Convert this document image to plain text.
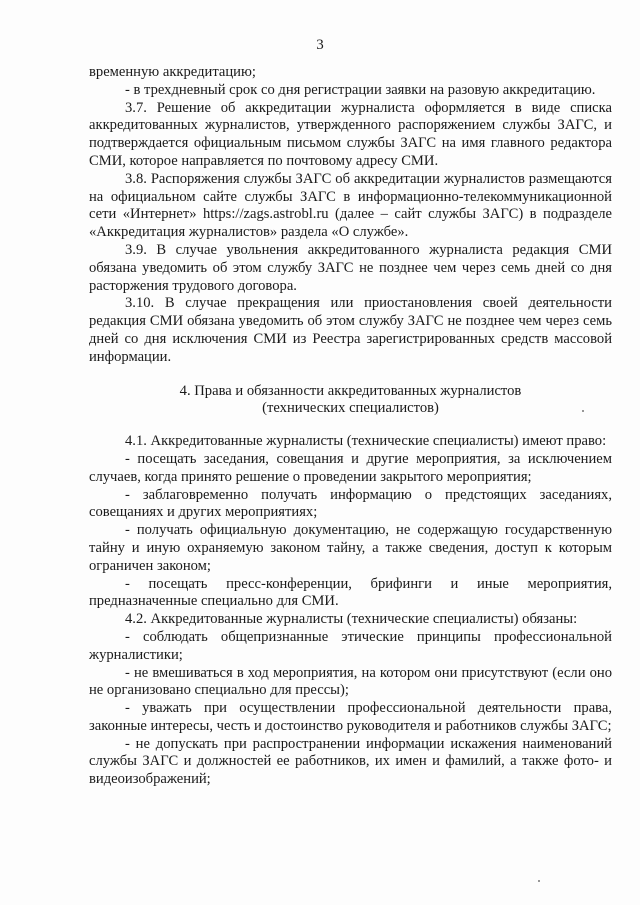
3

временную аккредитацию;

- в трехдневный срок со дня регистрации заявки на разовую аккредитацию.

3.7. Решение об аккредитации журналиста оформляется в виде списка аккредитованных журналистов, утвержденного распоряжением службы ЗАГС, и подтверждается официальным письмом службы ЗАГС на имя главного редактора СМИ, которое направляется по почтовому адресу СМИ.

3.8. Распоряжения службы ЗАГС об аккредитации журналистов размещаются на официальном сайте службы ЗАГС в информационно-телекоммуникационной сети «Интернет» https://zags.astrobl.ru (далее – сайт службы ЗАГС) в подразделе «Аккредитация журналистов» раздела «О службе».

3.9. В случае увольнения аккредитованного журналиста редакция СМИ обязана уведомить об этом службу ЗАГС не позднее чем через семь дней со дня расторжения трудового договора.

3.10. В случае прекращения или приостановления своей деятельности редакция СМИ обязана уведомить об этом службу ЗАГС не позднее чем через семь дней со дня исключения СМИ из Реестра зарегистрированных средств массовой информации.

4. Права и обязанности аккредитованных журналистов
(технических специалистов)

4.1. Аккредитованные журналисты (технические специалисты) имеют право:

- посещать заседания, совещания и другие мероприятия, за исключением случаев, когда принято решение о проведении закрытого мероприятия;

- заблаговременно получать информацию о предстоящих заседаниях, совещаниях и других мероприятиях;

- получать официальную документацию, не содержащую государственную тайну и иную охраняемую законом тайну, а также сведения, доступ к которым ограничен законом;

- посещать пресс-конференции, брифинги и иные мероприятия, предназначенные специально для СМИ.

4.2. Аккредитованные журналисты (технические специалисты) обязаны:

- соблюдать общепризнанные этические принципы профессиональной журналистики;

- не вмешиваться в ход мероприятия, на котором они присутствуют (если оно не организовано специально для прессы);

- уважать при осуществлении профессиональной деятельности права, законные интересы, честь и достоинство руководителя и работников службы ЗАГС;

- не допускать при распространении информации искажения наименований службы ЗАГС и должностей ее работников, их имен и фамилий, а также фото- и видеоизображений;
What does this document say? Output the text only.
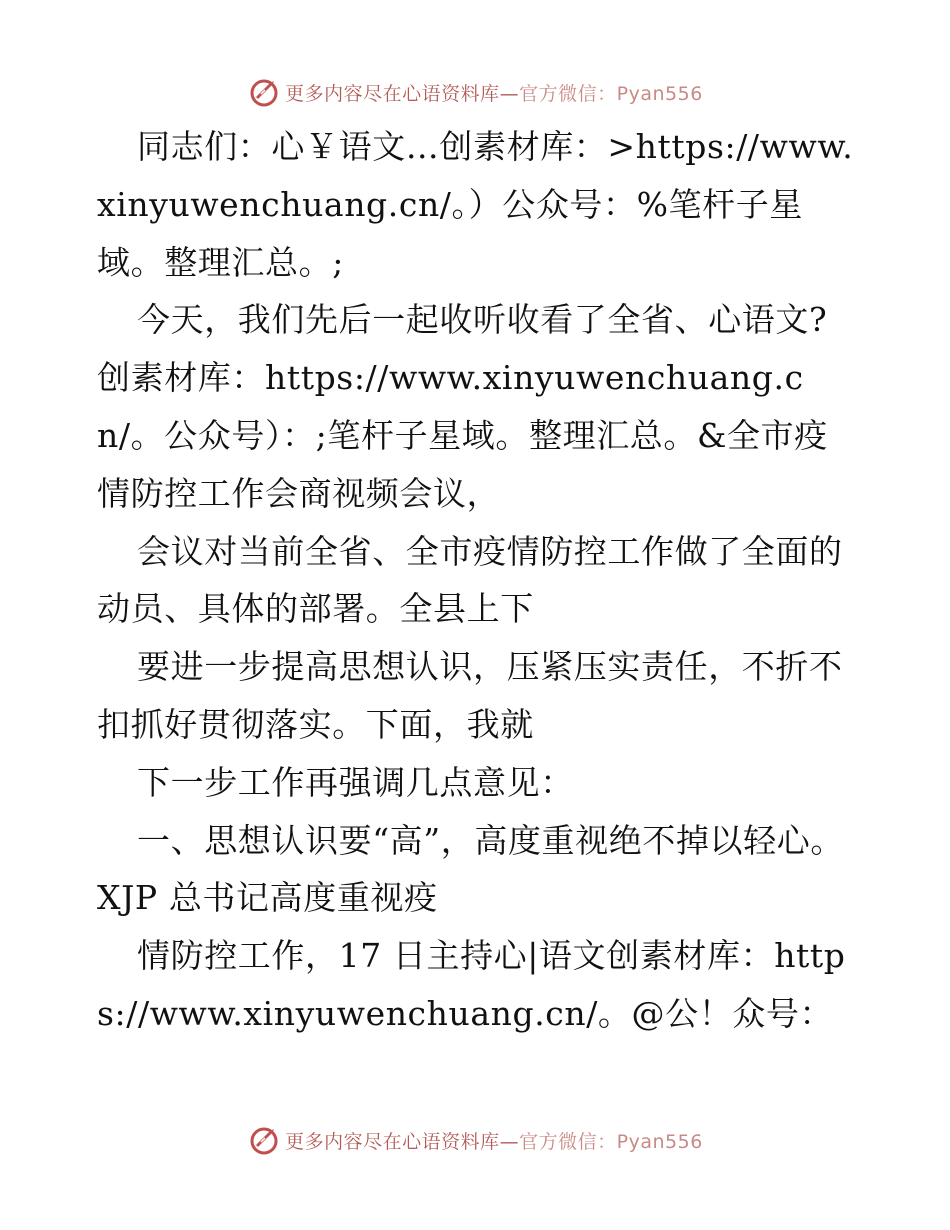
更多内容尽在心语资料库—官方微信：Pyan556

同志们：心￥语文…创素材库：>https://www.xinyuwenchuang.cn/。）公众号：%笔杆子星域。整理汇总。;

今天，我们先后一起收听收看了全省、心语文?创素材库：https://www.xinyuwenchuang.cn/。公众号）：;笔杆子星域。整理汇总。&全市疫情防控工作会商视频会议，

会议对当前全省、全市疫情防控工作做了全面的动员、具体的部署。全县上下

要进一步提高思想认识，压紧压实责任，不折不扣抓好贯彻落实。下面，我就

下一步工作再强调几点意见：

一、思想认识要“高”，高度重视绝不掉以轻心。XJP 总书记高度重视疫

情防控工作，17 日主持心|语文创素材库：https://www.xinyuwenchuang.cn/。@公！众号：

更多内容尽在心语资料库—官方微信：Pyan556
::::::::
- **Problem requirements**
Pick out each line that holds the string "整理汇总".

- **Final result**
同志们：心￥语文…创素材库：>https://www.xinyuwenchuang.cn/。）公众号：%笔杆子星域。整理汇总。;
今天，我们先后一起收听收看了全省、心语文?创素材库：https://www.xinyuwenchuang.cn/。公众号）：;笔杆子星域。整理汇总。&全市疫情防控工作会商视频会议，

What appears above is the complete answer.